=== OBJECTIVE ===
A faithful transcription of all the data is required.

** start DATA FOR THIS TASK **

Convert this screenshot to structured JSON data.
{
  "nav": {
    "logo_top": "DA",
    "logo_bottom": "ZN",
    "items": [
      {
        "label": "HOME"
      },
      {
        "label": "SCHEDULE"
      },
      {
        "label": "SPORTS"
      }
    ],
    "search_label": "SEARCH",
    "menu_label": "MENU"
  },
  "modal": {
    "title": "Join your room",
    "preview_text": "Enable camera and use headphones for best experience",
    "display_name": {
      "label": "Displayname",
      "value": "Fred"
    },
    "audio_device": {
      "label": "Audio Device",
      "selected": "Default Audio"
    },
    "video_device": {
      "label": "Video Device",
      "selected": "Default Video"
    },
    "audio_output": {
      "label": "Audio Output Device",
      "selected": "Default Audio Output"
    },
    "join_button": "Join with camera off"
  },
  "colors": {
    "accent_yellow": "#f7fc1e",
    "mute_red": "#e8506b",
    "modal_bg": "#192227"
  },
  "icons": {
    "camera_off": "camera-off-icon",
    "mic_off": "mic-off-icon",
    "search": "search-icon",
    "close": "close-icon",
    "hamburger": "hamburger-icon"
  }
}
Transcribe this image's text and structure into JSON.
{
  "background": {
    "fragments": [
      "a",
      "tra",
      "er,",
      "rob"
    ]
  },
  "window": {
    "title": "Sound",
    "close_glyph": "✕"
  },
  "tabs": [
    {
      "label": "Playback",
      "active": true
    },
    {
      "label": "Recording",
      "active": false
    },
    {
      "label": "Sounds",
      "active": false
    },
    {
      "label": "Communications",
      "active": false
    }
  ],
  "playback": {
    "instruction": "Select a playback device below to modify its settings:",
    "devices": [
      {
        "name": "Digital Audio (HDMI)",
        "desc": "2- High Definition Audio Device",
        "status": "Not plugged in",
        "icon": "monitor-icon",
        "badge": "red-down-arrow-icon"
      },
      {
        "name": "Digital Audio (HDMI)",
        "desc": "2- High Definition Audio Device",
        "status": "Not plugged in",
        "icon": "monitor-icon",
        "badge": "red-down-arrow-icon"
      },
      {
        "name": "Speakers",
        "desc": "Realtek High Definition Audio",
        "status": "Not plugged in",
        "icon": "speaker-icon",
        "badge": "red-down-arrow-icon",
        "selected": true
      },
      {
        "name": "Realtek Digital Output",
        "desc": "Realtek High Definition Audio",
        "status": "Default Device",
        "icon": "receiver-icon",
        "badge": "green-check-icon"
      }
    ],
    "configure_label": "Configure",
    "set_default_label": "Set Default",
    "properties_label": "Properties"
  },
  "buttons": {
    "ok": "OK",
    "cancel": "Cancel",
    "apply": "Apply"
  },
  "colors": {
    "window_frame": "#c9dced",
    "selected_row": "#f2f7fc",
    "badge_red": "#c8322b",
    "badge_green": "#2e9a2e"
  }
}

** end DATA FOR THIS TASK **

=== ANSWER TO THE TASK ===
Convert this screenshot to structured JSON data.
{
  "nav": {
    "logo_top": "DA",
    "logo_bottom": "ZN",
    "items": [
      {
        "label": "HOME"
      },
      {
        "label": "SCHEDULE"
      },
      {
        "label": "SPORTS"
      }
    ],
    "search_label": "SEARCH",
    "menu_label": "MENU"
  },
  "modal": {
    "title": "Join your room",
    "preview_text": "Enable camera and use headphones for best experience",
    "display_name": {
      "label": "Displayname",
      "value": "Fred"
    },
    "audio_device": {
      "label": "Audio Device",
      "selected": "Default Audio"
    },
    "video_device": {
      "label": "Video Device",
      "selected": "Default Video"
    },
    "audio_output": {
      "label": "Audio Output Device",
      "selected": "Default Audio Output"
    },
    "join_button": "Join with camera off"
  },
  "colors": {
    "accent_yellow": "#f7fc1e",
    "mute_red": "#e8506b",
    "modal_bg": "#192227"
  },
  "icons": {
    "camera_off": "camera-off-icon",
    "mic_off": "mic-off-icon",
    "search": "search-icon",
    "close": "close-icon",
    "hamburger": "hamburger-icon"
  }
}
Transcribe this image's text and structure into JSON.
{
  "background": {
    "fragments": [
      "a",
      "tra",
      "er,",
      "rob"
    ]
  },
  "window": {
    "title": "Sound",
    "close_glyph": "✕"
  },
  "tabs": [
    {
      "label": "Playback",
      "active": true
    },
    {
      "label": "Recording",
      "active": false
    },
    {
      "label": "Sounds",
      "active": false
    },
    {
      "label": "Communications",
      "active": false
    }
  ],
  "playback": {
    "instruction": "Select a playback device below to modify its settings:",
    "devices": [
      {
        "name": "Digital Audio (HDMI)",
        "desc": "2- High Definition Audio Device",
        "status": "Not plugged in",
        "icon": "monitor-icon",
        "badge": "red-down-arrow-icon"
      },
      {
        "name": "Digital Audio (HDMI)",
        "desc": "2- High Definition Audio Device",
        "status": "Not plugged in",
        "icon": "monitor-icon",
        "badge": "red-down-arrow-icon"
      },
      {
        "name": "Speakers",
        "desc": "Realtek High Definition Audio",
        "status": "Not plugged in",
        "icon": "speaker-icon",
        "badge": "red-down-arrow-icon",
        "selected": true
      },
      {
        "name": "Realtek Digital Output",
        "desc": "Realtek High Definition Audio",
        "status": "Default Device",
        "icon": "receiver-icon",
        "badge": "green-check-icon"
      }
    ],
    "configure_label": "Configure",
    "set_default_label": "Set Default",
    "properties_label": "Properties"
  },
  "buttons": {
    "ok": "OK",
    "cancel": "Cancel",
    "apply": "Apply"
  },
  "colors": {
    "window_frame": "#c9dced",
    "selected_row": "#f2f7fc",
    "badge_red": "#c8322b",
    "badge_green": "#2e9a2e"
  }
}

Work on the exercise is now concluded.